Required task: Your task is to gather the lines below that hold the string "департамента".

○ ○ ○ ○ ○

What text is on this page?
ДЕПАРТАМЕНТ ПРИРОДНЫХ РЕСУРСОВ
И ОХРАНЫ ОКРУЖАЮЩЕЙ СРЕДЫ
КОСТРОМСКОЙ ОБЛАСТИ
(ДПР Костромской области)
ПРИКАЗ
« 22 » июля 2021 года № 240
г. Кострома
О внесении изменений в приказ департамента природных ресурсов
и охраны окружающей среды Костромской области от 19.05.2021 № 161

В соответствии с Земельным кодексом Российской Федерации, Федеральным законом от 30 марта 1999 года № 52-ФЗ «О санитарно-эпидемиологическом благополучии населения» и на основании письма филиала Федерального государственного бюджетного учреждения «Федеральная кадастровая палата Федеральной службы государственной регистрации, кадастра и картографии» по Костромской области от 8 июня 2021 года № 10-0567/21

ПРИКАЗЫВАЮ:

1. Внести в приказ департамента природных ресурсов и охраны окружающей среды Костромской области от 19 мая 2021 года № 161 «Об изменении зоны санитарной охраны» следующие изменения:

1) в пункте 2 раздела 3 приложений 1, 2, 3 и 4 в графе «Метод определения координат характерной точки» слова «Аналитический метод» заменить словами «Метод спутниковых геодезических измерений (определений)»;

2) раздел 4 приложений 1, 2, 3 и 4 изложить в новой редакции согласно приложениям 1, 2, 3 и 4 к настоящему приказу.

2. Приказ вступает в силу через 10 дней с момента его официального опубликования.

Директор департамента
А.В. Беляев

○ ○ ○ ○ ○

Answer for the task:
О внесении изменений в приказ департамента природных ресурсов
1. Внести в приказ департамента природных ресурсов и охраны окружающей среды Костромской области от 19 мая 2021 года № 161 «Об изменении зоны санитарной охраны» следующие изменения:
Директор департамента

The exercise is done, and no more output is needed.